::: Data

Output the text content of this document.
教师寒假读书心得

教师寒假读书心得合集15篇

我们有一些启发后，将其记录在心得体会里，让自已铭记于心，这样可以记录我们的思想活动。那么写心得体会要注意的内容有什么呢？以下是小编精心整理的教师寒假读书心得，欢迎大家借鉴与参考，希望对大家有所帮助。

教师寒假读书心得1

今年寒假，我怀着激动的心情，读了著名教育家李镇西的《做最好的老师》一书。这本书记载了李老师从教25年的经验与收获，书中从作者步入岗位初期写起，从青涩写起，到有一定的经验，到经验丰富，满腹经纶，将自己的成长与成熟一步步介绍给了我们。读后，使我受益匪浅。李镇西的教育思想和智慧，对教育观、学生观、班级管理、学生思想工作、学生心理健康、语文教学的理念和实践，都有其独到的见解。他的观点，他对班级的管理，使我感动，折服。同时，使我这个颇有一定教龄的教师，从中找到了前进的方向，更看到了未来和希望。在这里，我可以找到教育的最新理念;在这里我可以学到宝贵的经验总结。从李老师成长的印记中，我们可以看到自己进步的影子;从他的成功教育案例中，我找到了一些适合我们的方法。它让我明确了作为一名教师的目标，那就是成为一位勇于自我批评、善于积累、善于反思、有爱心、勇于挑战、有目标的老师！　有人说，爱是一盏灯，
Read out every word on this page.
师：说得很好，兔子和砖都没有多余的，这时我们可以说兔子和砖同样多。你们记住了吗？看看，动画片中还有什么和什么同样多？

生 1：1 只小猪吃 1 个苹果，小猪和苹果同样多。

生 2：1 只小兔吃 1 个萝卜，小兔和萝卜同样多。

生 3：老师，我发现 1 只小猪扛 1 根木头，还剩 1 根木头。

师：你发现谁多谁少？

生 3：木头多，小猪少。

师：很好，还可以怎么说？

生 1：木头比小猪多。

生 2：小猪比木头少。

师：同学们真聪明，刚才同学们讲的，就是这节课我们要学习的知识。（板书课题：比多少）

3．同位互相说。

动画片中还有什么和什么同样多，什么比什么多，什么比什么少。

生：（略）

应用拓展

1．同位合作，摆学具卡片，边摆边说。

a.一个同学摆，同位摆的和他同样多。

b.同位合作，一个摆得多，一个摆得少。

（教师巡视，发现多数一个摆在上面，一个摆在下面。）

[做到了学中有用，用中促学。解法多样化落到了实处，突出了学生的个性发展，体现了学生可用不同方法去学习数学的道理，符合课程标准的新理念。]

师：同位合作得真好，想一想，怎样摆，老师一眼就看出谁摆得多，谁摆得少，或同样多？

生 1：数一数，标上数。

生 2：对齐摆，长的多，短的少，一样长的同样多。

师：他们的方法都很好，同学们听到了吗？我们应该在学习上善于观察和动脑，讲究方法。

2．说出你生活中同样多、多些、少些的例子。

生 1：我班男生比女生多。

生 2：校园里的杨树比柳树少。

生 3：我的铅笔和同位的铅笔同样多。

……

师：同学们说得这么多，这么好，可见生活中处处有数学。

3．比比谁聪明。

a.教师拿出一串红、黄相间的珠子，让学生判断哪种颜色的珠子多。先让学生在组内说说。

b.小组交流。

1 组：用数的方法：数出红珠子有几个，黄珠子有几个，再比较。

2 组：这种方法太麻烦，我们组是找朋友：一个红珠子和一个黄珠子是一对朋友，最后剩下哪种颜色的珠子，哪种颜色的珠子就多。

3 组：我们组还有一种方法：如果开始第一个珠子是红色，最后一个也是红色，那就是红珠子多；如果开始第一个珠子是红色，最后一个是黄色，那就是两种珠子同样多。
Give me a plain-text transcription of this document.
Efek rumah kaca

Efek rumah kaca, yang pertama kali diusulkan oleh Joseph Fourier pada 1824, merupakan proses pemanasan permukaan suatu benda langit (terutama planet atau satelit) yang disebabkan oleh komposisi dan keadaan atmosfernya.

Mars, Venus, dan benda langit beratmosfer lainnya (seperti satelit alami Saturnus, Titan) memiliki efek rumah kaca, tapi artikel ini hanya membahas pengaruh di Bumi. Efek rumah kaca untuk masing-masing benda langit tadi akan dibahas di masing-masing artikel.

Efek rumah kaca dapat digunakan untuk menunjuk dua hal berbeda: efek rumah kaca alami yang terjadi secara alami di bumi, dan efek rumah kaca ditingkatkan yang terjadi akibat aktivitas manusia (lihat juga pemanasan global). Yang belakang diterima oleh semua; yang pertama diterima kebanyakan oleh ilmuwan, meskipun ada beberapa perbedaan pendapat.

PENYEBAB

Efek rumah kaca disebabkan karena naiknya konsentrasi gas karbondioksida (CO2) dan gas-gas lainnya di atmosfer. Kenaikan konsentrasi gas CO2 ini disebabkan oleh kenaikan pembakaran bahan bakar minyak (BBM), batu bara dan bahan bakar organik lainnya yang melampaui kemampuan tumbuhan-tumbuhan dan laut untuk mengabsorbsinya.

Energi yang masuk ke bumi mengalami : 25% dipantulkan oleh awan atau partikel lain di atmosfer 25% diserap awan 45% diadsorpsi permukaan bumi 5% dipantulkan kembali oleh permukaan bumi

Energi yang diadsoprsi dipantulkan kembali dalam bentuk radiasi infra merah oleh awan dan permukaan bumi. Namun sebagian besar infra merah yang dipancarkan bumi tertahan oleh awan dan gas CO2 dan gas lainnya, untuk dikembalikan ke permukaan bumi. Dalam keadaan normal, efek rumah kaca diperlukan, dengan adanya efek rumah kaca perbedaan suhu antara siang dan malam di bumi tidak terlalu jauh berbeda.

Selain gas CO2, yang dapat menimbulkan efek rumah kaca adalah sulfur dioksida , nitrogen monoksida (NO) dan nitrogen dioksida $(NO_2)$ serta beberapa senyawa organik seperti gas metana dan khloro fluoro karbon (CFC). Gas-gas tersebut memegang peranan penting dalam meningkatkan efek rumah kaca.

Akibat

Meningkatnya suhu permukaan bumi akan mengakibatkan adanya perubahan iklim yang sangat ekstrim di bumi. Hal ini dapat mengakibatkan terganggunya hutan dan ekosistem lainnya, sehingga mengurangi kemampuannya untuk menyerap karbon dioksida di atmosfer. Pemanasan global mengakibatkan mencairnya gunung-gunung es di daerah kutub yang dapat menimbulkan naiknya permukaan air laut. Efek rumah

::::::

Review the preceding data and report every line that includes the string "global".

Efek rumah kaca dapat digunakan untuk menunjuk dua hal berbeda: efek rumah kaca alami yang terjadi secara alami di bumi, dan efek rumah kaca ditingkatkan yang terjadi akibat aktivitas manusia (lihat juga pemanasan global). Yang belakang diterima oleh semua; yang pertama diterima kebanyakan oleh ilmuwan, meskipun ada beberapa perbedaan pendapat.
Meningkatnya suhu permukaan bumi akan mengakibatkan adanya perubahan iklim yang sangat ekstrim di bumi. Hal ini dapat mengakibatkan terganggunya hutan dan ekosistem lainnya, sehingga mengurangi kemampuannya untuk menyerap karbon dioksida di atmosfer. Pemanasan global mengakibatkan mencairnya gunung-gunung es di daerah kutub yang dapat menimbulkan naiknya permukaan air laut. Efek rumah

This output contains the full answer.